◆ Saved data entries ◆
┄┄┄┄┄┄

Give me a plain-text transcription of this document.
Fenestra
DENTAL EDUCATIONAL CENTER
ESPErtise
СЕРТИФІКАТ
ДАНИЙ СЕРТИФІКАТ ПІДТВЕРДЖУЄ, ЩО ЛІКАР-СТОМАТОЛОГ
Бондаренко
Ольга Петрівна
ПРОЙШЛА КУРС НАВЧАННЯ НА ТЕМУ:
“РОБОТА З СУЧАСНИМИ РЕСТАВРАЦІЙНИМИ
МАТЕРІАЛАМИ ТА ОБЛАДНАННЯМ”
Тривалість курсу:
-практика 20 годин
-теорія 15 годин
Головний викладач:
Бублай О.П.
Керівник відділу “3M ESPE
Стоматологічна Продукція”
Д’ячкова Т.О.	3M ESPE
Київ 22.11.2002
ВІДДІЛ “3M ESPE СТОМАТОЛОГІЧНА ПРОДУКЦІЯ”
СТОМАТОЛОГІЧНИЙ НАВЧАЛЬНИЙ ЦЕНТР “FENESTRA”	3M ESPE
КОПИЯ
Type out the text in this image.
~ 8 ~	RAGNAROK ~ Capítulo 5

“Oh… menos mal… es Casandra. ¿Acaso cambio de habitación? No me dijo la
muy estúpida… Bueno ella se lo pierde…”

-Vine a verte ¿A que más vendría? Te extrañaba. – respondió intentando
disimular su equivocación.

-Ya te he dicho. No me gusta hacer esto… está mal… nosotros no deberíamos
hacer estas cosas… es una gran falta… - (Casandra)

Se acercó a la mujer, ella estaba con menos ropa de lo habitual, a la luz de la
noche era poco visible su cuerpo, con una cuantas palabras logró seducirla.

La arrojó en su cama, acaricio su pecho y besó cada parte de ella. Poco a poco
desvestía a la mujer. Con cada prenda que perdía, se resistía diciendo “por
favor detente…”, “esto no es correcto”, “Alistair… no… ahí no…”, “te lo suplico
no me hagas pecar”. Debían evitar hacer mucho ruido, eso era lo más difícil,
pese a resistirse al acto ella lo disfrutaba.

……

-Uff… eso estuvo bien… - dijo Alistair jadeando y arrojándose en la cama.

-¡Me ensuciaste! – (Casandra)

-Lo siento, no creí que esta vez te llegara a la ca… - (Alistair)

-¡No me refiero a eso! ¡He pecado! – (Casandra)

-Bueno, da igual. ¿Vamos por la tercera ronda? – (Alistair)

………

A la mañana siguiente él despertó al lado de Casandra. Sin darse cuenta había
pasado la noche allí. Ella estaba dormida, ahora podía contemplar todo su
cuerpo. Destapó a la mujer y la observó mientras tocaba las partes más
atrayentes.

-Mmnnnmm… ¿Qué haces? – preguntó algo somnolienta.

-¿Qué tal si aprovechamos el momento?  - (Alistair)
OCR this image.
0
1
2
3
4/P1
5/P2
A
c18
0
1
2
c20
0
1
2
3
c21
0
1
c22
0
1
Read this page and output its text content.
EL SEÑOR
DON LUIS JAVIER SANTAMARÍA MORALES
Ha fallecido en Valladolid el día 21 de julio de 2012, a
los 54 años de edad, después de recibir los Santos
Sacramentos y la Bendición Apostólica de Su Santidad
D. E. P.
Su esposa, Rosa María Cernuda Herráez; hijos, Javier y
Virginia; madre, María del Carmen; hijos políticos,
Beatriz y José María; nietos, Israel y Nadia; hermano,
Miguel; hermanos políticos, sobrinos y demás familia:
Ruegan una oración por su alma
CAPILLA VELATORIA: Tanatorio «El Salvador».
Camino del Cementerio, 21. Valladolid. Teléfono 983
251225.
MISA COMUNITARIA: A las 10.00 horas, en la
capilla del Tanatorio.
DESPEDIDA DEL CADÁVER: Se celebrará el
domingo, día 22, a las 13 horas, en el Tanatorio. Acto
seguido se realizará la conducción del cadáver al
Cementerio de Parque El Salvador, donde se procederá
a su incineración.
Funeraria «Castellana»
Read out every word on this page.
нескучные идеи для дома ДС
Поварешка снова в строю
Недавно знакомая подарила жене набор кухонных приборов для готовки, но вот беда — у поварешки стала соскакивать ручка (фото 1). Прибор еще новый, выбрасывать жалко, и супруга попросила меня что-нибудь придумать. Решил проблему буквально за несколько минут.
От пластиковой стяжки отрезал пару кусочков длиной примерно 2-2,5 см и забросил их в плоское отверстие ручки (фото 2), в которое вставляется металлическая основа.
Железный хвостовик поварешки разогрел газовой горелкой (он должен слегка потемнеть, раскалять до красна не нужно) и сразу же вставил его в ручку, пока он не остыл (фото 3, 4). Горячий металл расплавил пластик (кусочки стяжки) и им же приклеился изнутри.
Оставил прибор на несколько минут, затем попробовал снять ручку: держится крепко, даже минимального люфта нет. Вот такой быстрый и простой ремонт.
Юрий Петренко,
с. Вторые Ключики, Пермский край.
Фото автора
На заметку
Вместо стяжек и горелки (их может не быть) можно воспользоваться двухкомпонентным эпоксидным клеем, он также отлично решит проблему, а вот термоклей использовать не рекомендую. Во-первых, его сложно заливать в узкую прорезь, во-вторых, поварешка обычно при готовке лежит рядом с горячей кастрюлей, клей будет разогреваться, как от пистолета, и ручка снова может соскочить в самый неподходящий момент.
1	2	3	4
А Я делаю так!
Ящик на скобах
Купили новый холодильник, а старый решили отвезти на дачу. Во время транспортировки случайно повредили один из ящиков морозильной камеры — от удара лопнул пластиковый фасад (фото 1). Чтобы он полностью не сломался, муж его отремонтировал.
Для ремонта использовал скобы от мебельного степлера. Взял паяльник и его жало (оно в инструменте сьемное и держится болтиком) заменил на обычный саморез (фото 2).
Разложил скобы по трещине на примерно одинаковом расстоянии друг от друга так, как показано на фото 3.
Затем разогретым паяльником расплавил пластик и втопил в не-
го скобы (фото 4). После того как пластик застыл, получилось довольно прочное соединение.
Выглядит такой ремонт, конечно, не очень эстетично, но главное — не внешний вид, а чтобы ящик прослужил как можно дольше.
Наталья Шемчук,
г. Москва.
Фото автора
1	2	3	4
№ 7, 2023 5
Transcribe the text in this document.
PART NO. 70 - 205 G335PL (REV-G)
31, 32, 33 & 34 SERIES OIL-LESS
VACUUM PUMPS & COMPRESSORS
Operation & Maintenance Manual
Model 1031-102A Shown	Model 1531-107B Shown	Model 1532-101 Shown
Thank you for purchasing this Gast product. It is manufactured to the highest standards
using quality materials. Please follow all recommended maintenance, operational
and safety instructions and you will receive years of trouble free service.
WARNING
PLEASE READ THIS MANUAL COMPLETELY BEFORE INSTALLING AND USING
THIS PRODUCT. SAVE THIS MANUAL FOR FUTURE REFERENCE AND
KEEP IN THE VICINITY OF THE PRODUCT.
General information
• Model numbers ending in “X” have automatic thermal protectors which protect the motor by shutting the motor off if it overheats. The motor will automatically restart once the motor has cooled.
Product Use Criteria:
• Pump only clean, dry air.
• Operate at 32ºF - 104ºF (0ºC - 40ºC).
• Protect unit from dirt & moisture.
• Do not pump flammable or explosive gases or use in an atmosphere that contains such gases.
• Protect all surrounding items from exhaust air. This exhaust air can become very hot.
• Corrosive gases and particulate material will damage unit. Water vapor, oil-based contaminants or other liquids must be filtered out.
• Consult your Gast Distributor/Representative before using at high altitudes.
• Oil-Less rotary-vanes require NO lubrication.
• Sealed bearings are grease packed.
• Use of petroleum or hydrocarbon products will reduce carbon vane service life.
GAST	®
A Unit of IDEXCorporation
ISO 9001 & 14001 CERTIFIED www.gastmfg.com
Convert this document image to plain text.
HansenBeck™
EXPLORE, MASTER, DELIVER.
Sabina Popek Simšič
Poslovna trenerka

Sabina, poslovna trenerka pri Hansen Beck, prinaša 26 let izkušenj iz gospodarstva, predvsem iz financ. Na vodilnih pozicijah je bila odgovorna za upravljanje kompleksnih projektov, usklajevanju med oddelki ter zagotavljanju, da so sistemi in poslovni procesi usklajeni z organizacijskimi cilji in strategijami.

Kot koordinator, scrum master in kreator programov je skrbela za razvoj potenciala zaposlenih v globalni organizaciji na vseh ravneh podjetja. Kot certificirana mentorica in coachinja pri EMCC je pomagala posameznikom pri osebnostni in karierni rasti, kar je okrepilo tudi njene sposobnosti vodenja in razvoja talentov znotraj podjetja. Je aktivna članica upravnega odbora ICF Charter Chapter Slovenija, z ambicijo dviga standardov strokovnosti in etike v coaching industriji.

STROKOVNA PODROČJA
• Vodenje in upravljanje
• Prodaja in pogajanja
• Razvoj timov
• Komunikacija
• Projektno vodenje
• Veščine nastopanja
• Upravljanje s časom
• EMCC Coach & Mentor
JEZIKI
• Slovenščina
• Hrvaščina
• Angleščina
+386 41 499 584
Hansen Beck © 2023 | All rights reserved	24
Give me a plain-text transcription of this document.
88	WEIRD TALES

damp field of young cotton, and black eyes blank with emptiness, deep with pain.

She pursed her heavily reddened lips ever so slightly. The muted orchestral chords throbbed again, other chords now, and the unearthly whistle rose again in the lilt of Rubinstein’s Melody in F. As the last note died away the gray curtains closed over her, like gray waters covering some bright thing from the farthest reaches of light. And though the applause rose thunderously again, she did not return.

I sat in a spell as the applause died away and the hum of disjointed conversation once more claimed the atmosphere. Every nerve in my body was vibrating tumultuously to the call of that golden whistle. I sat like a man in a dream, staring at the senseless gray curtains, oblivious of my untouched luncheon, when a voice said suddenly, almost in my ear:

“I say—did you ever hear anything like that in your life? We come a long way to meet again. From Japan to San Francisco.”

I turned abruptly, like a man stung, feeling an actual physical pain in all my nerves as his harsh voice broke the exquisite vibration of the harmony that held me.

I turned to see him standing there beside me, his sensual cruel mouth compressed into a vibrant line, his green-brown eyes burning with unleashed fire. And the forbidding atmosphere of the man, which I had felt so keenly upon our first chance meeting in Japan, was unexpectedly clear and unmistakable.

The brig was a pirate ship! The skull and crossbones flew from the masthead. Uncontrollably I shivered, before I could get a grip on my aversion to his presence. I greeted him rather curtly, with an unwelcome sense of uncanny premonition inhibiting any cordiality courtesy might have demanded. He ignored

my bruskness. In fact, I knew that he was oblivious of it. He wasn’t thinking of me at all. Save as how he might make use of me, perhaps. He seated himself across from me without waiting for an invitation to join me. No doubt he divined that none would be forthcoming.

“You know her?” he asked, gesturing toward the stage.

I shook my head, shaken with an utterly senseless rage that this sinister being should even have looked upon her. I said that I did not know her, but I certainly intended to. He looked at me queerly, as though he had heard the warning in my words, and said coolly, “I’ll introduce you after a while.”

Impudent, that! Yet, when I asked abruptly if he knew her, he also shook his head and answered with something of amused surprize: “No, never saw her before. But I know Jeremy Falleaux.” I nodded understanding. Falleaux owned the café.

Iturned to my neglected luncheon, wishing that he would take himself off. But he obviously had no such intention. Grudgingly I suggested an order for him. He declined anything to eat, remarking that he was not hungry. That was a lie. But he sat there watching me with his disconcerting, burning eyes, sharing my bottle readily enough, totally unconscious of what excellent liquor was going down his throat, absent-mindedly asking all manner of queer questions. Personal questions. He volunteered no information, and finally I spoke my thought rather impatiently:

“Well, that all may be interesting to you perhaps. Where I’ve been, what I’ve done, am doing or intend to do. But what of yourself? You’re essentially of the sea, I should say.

┄┄┄┄┄┄

Extract each line holding the word "поварешки" from the records.

◆ Problem solution ◆
Недавно знакомая подарила жене набор кухонных приборов для готовки, но вот беда — у поварешки стала соскакивать ручка (фото 1). Прибор еще новый, выбрасывать жалко, и супруга попросила меня что-нибудь придумать. Решил проблему буквально за несколько минут.
Железный хвостовик поварешки разогрел газовой горелкой (он должен слегка потемнеть, раскалять до красна не нужно) и сразу же вставил его в ручку, пока он не остыл (фото 3, 4). Горячий металл расплавил пластик (кусочки стяжки) и им же приклеился изнутри.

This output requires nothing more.